— Exercise —
Report how many lines of the following entries include the string "Trump"; respond with the number alone.

>> Begin

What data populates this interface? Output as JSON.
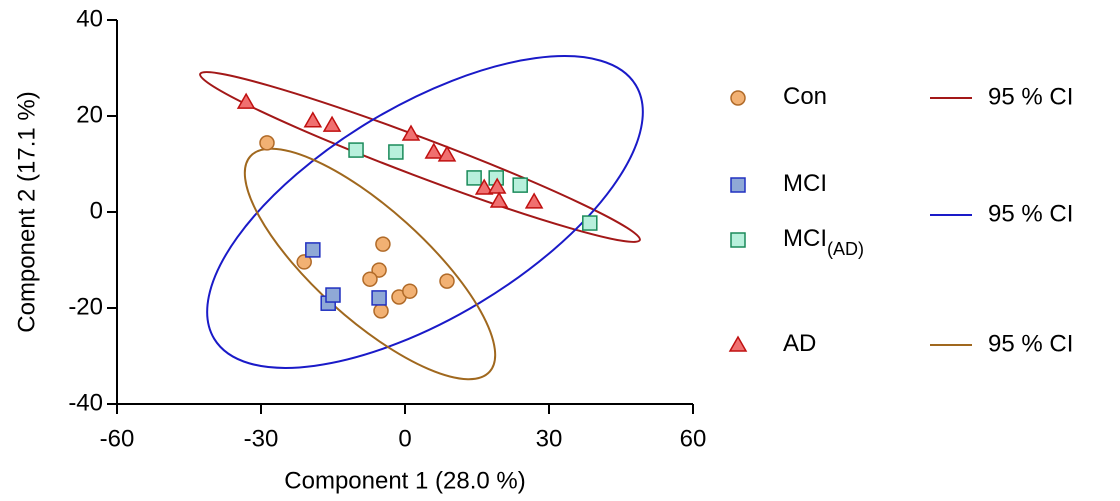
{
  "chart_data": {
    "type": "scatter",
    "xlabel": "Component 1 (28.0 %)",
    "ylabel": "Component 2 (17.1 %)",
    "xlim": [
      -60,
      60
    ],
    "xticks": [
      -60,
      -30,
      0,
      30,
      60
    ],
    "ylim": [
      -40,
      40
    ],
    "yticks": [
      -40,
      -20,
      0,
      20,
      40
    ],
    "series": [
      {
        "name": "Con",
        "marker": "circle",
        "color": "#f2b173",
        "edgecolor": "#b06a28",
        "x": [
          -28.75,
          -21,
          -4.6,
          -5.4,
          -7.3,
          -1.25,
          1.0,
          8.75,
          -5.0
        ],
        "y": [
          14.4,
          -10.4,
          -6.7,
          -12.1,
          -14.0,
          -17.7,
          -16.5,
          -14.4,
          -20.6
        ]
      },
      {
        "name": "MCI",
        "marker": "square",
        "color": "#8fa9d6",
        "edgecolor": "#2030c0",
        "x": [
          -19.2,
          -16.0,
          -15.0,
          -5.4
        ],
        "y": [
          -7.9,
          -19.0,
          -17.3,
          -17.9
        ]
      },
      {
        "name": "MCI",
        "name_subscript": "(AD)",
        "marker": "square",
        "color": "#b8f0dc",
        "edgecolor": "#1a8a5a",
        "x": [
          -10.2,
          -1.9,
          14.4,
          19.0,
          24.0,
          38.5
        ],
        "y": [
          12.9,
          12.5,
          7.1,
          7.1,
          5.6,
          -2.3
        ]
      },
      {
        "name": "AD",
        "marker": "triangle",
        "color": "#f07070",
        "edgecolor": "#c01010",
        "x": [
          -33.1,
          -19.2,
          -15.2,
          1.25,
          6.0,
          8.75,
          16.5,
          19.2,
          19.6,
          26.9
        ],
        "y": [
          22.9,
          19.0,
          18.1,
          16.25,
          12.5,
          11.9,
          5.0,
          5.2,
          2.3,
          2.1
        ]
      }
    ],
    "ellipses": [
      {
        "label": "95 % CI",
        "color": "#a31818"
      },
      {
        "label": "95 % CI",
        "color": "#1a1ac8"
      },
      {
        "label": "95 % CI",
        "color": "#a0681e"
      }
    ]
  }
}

>> End
>> Begin

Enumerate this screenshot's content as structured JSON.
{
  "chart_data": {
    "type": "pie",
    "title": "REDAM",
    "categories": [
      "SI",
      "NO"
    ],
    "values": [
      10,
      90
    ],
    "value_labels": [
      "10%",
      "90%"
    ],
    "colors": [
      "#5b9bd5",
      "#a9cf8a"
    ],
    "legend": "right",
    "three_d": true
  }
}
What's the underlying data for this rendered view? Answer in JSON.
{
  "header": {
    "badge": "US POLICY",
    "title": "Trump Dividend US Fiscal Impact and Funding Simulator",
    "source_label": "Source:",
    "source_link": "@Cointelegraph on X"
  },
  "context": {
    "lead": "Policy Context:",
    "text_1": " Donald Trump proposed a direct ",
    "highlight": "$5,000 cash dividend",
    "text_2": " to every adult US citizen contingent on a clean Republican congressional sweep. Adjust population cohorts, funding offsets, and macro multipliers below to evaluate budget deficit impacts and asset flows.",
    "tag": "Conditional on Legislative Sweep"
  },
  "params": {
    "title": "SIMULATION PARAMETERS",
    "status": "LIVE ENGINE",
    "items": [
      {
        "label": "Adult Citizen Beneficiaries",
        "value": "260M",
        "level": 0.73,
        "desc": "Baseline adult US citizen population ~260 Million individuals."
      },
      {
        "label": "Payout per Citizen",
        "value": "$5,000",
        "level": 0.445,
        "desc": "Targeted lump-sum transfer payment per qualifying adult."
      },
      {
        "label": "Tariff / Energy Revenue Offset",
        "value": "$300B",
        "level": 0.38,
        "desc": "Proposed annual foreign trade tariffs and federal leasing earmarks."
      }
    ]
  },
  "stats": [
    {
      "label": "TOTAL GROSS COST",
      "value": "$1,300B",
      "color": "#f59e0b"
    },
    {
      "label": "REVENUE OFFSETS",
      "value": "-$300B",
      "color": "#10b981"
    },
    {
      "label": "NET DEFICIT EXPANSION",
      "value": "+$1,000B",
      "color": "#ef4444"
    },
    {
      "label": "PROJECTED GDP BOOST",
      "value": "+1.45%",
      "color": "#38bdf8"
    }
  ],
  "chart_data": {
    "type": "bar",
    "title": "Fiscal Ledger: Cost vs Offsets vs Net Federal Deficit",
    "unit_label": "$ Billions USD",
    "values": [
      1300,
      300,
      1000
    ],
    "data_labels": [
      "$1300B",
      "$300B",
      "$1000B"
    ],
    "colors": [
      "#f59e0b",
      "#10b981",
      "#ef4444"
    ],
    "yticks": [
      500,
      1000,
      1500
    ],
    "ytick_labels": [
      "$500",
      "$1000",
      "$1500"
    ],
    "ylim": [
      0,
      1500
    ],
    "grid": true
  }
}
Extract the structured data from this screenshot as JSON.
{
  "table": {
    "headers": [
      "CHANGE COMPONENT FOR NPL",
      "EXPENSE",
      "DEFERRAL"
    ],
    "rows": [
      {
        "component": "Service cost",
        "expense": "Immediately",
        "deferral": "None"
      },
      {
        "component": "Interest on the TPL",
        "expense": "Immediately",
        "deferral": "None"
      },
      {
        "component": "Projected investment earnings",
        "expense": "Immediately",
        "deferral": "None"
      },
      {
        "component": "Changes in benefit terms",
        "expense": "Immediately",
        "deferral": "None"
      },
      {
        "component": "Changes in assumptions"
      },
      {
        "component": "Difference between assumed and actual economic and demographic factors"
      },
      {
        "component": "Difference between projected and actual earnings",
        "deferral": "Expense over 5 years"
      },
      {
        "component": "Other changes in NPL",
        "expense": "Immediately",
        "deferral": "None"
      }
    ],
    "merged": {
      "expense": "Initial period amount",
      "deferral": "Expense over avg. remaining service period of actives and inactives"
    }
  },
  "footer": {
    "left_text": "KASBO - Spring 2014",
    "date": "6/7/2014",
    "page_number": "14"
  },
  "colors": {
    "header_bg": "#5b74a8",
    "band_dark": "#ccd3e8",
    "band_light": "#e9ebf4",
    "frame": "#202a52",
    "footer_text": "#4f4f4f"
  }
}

>> End
>> Begin

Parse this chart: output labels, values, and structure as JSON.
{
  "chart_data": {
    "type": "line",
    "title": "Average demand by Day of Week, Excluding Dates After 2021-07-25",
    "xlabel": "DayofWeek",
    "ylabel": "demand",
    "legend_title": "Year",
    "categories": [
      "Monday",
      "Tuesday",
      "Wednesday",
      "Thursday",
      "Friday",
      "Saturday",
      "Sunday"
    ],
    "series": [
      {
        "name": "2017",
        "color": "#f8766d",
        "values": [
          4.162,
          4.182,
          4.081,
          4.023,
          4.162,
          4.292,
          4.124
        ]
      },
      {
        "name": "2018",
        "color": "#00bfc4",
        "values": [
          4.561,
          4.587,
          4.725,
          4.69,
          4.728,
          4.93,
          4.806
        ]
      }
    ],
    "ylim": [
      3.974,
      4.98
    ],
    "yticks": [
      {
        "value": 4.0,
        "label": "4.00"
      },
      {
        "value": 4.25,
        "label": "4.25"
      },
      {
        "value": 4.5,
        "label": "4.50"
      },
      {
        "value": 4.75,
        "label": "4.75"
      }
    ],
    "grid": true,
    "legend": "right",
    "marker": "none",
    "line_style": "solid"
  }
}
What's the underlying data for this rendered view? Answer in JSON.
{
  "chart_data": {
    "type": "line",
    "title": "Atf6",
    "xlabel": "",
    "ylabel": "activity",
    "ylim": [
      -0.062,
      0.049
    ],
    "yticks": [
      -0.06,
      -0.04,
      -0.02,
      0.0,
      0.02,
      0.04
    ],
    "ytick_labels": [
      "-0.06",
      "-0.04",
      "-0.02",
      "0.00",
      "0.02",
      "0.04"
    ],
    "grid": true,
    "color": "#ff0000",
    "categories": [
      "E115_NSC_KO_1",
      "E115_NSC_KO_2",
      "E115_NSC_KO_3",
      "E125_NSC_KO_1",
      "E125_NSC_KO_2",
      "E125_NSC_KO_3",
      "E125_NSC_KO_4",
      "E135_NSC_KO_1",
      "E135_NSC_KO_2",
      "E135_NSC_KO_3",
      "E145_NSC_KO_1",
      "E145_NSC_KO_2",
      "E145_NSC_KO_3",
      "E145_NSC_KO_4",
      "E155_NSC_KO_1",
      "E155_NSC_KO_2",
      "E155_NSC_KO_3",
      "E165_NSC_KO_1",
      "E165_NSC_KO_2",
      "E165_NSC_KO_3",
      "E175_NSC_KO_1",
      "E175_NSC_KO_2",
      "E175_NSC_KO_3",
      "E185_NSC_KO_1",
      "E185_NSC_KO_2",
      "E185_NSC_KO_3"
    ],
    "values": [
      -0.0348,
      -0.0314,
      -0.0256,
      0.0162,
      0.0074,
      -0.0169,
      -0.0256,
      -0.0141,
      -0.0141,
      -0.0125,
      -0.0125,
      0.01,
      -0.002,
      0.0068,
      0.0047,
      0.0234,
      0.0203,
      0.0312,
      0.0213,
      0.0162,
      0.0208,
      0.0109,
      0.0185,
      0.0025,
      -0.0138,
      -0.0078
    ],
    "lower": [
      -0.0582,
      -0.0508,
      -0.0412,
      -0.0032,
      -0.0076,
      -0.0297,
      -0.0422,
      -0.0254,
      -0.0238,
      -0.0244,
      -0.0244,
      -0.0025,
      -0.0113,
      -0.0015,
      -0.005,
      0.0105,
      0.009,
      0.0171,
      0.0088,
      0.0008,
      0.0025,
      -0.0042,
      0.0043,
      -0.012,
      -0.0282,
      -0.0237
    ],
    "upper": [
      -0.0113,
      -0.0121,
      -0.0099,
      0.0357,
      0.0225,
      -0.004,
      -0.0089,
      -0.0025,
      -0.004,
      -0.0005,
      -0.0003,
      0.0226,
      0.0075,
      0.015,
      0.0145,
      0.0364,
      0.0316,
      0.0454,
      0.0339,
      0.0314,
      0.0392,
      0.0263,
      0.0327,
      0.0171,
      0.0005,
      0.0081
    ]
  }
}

>> End

— Answer for this exercise —
2